Write out the full set of records below exactly.

— Start Data supplied —

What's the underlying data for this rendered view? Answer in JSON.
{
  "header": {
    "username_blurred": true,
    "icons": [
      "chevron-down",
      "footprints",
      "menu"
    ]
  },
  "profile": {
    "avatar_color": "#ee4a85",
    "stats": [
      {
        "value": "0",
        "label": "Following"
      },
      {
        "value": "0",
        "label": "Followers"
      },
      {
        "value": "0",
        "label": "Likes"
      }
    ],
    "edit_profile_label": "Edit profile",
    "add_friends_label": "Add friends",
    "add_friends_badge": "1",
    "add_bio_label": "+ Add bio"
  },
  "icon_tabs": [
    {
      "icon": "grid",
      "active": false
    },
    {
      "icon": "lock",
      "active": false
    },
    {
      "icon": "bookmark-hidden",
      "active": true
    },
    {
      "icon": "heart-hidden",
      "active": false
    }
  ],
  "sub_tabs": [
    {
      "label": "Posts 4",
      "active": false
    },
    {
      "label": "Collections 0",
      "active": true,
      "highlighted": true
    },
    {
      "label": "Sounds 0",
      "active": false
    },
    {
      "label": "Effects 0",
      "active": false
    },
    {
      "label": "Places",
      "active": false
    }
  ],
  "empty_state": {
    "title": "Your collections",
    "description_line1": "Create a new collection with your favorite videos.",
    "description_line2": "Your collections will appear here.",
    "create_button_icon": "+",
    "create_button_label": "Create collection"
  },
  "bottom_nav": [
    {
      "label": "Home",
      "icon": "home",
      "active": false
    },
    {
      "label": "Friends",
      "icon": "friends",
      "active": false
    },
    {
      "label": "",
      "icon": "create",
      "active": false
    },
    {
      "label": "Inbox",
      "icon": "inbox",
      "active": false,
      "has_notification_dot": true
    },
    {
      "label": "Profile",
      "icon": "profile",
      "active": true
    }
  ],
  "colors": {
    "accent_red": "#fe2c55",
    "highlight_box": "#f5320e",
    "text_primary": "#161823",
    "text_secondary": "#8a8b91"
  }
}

— End Data supplied —

[Solution]:
What's the underlying data for this rendered view? Answer in JSON.
{
  "header": {
    "username_blurred": true,
    "icons": [
      "chevron-down",
      "footprints",
      "menu"
    ]
  },
  "profile": {
    "avatar_color": "#ee4a85",
    "stats": [
      {
        "value": "0",
        "label": "Following"
      },
      {
        "value": "0",
        "label": "Followers"
      },
      {
        "value": "0",
        "label": "Likes"
      }
    ],
    "edit_profile_label": "Edit profile",
    "add_friends_label": "Add friends",
    "add_friends_badge": "1",
    "add_bio_label": "+ Add bio"
  },
  "icon_tabs": [
    {
      "icon": "grid",
      "active": false
    },
    {
      "icon": "lock",
      "active": false
    },
    {
      "icon": "bookmark-hidden",
      "active": true
    },
    {
      "icon": "heart-hidden",
      "active": false
    }
  ],
  "sub_tabs": [
    {
      "label": "Posts 4",
      "active": false
    },
    {
      "label": "Collections 0",
      "active": true,
      "highlighted": true
    },
    {
      "label": "Sounds 0",
      "active": false
    },
    {
      "label": "Effects 0",
      "active": false
    },
    {
      "label": "Places",
      "active": false
    }
  ],
  "empty_state": {
    "title": "Your collections",
    "description_line1": "Create a new collection with your favorite videos.",
    "description_line2": "Your collections will appear here.",
    "create_button_icon": "+",
    "create_button_label": "Create collection"
  },
  "bottom_nav": [
    {
      "label": "Home",
      "icon": "home",
      "active": false
    },
    {
      "label": "Friends",
      "icon": "friends",
      "active": false
    },
    {
      "label": "",
      "icon": "create",
      "active": false
    },
    {
      "label": "Inbox",
      "icon": "inbox",
      "active": false,
      "has_notification_dot": true
    },
    {
      "label": "Profile",
      "icon": "profile",
      "active": true
    }
  ],
  "colors": {
    "accent_red": "#fe2c55",
    "highlight_box": "#f5320e",
    "text_primary": "#161823",
    "text_secondary": "#8a8b91"
  }
}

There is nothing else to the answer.